* **PROBLEM DETAILS**
Pick out each line of the records in which the word "Frequency" appears.

--- Start MATERIAL ---

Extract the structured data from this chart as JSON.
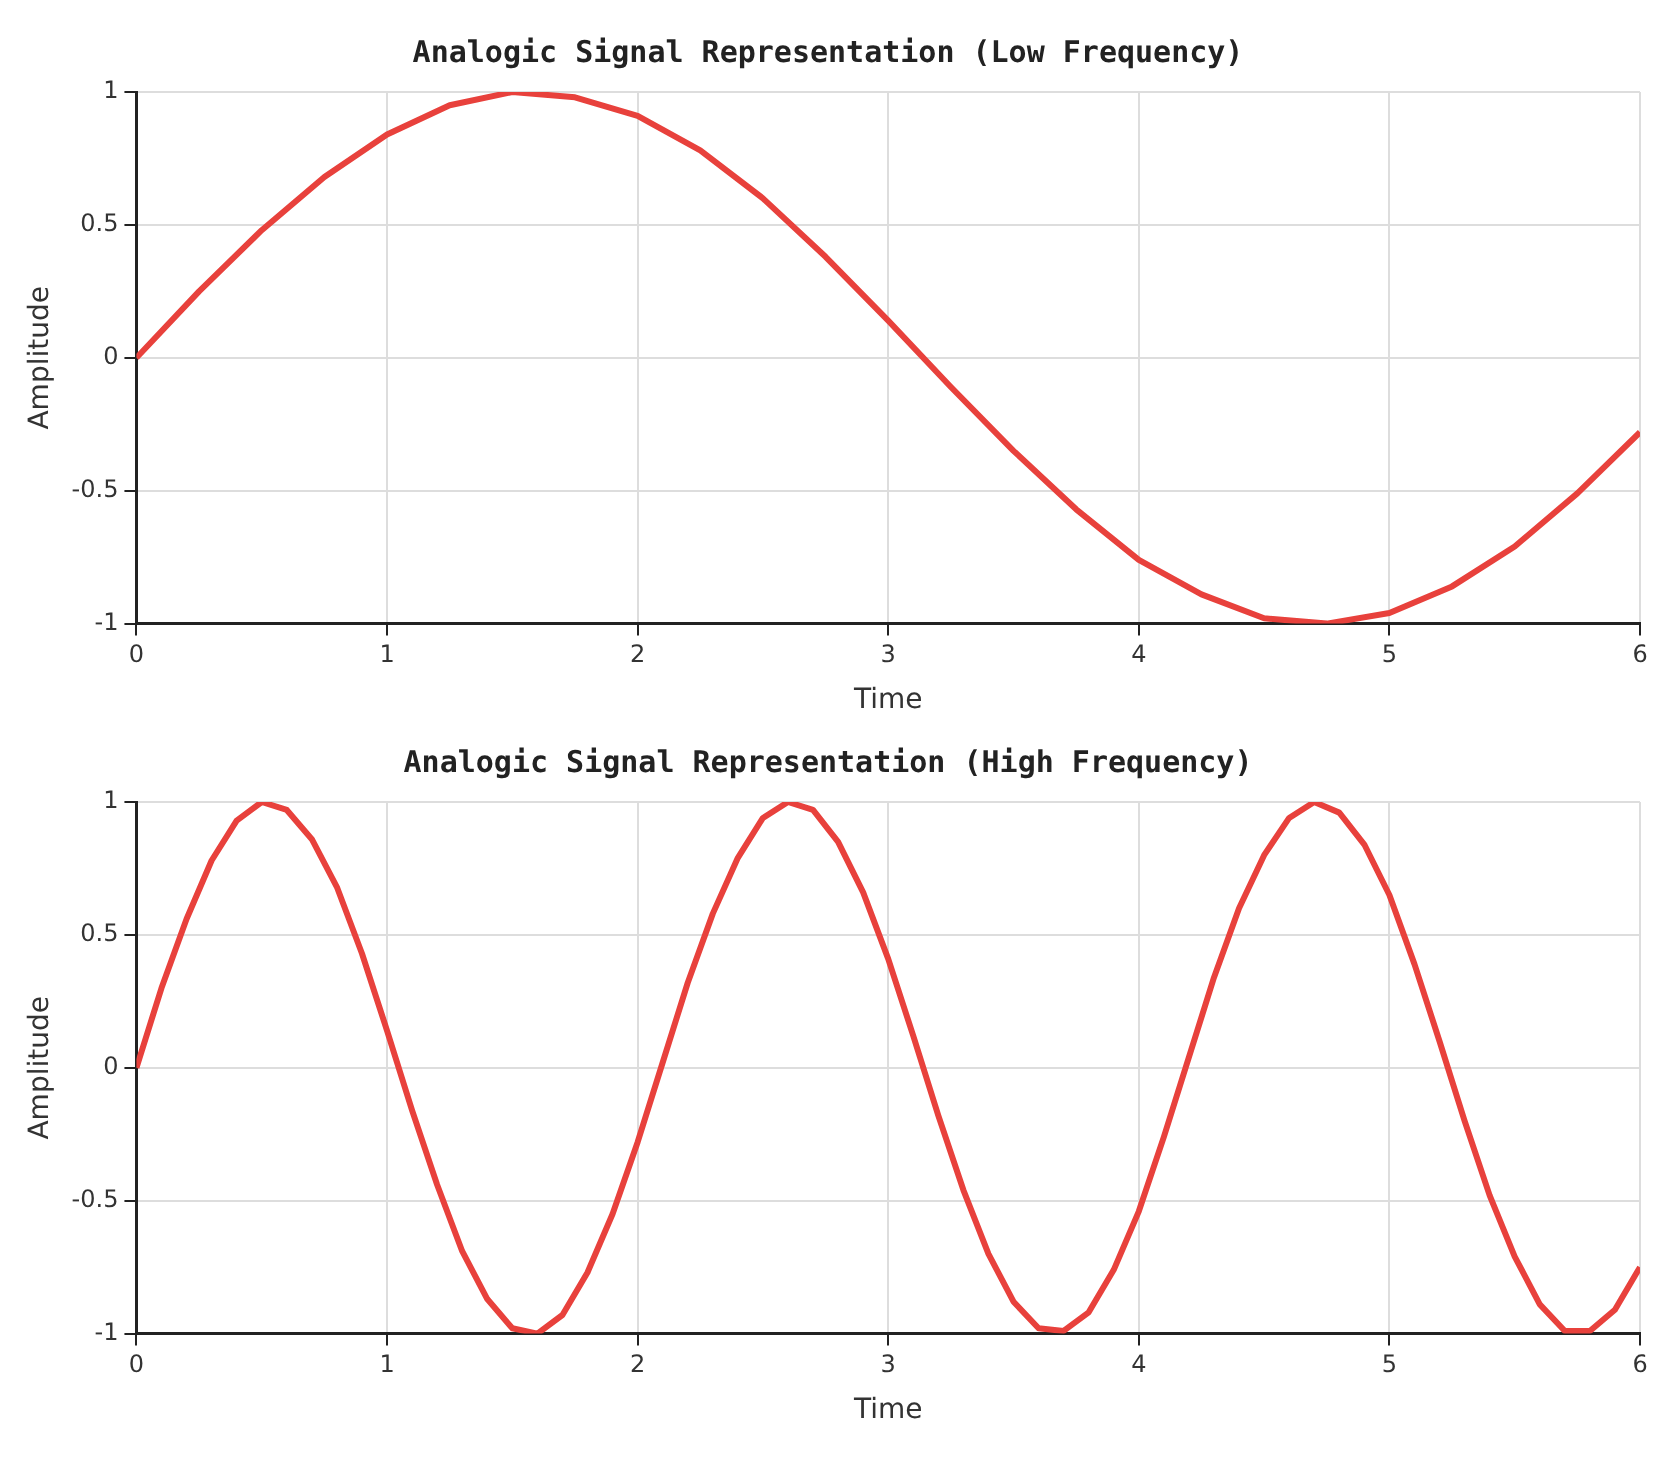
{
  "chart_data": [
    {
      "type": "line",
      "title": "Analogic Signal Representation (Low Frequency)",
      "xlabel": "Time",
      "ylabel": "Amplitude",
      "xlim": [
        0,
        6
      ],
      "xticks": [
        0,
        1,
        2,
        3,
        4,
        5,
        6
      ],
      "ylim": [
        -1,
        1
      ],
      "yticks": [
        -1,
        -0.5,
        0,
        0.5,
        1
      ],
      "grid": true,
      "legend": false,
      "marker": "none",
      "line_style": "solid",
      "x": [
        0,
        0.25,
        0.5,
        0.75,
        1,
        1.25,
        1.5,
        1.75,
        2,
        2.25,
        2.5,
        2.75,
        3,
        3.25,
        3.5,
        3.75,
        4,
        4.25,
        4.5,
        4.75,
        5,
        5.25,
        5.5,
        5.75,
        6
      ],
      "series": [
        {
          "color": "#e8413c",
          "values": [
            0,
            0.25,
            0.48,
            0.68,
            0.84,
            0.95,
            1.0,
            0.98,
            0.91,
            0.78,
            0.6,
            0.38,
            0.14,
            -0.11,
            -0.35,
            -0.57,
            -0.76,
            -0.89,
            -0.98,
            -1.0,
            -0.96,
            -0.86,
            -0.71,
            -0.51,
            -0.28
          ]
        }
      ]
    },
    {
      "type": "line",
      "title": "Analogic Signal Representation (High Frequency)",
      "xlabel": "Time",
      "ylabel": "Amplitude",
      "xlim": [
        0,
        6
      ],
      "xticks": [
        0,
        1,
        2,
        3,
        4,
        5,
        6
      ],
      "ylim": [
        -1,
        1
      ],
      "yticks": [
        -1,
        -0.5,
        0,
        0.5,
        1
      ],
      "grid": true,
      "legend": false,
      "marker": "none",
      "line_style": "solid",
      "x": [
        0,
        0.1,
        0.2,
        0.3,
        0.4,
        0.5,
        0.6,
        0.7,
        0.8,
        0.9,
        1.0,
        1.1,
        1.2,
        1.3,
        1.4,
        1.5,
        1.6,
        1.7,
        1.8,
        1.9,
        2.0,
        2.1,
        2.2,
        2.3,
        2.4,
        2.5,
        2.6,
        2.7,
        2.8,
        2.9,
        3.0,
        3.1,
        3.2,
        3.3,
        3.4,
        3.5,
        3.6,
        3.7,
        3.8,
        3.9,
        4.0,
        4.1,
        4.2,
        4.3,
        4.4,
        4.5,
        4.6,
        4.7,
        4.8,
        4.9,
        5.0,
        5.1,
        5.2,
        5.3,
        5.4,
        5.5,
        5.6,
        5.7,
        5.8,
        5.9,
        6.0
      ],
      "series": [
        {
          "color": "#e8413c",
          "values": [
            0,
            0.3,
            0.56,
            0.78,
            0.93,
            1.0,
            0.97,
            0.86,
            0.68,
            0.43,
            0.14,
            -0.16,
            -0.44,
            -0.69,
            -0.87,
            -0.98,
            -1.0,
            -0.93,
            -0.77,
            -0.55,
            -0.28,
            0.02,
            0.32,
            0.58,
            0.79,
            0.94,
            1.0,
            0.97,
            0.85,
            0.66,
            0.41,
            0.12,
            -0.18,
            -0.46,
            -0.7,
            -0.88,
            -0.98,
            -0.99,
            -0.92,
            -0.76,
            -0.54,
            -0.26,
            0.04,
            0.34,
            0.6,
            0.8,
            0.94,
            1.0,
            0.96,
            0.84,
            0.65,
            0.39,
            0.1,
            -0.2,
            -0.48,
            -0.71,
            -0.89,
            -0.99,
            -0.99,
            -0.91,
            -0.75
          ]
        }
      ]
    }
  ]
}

--- End MATERIAL ---
--- Start MATERIAL ---

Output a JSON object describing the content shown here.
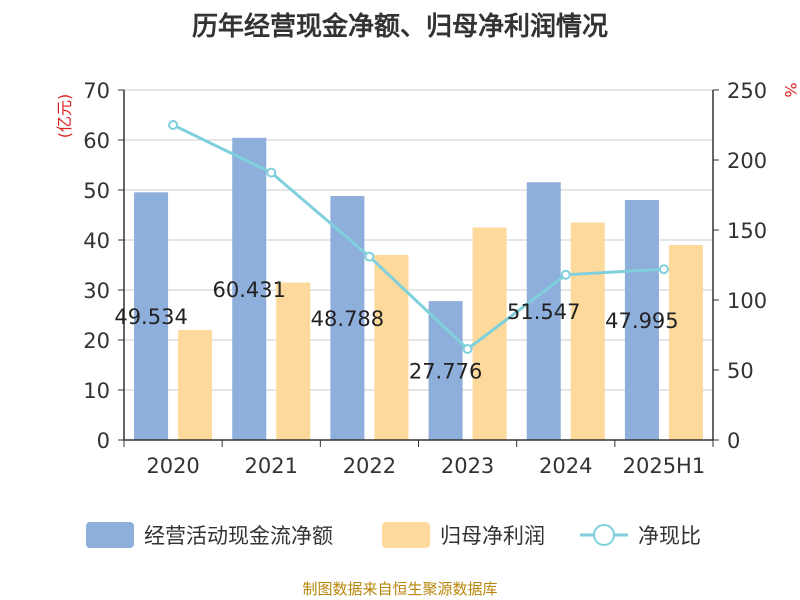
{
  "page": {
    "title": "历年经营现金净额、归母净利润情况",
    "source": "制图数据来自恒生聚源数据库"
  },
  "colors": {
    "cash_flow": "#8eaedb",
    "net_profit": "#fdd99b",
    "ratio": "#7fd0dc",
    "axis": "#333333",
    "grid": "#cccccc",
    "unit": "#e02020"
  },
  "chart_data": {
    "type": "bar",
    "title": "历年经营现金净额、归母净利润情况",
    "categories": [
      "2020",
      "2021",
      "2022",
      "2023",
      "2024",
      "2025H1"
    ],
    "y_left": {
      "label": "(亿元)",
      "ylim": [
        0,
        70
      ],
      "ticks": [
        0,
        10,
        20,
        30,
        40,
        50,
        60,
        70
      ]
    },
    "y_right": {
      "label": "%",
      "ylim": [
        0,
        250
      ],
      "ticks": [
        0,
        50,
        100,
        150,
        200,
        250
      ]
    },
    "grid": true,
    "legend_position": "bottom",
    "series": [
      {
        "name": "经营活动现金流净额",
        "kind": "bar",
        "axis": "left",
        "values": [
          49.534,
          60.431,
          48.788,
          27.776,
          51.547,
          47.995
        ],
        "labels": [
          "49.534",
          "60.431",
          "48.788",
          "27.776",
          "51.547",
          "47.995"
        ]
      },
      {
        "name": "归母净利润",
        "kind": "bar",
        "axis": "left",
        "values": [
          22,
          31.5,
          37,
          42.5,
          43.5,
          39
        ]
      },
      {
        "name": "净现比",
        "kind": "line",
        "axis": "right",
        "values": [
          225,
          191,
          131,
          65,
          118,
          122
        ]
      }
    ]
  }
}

--- End MATERIAL ---

* **FINISHED EXERCISE**
      "title": "Analogic Signal Representation (Low Frequency)",
      "title": "Analogic Signal Representation (High Frequency)",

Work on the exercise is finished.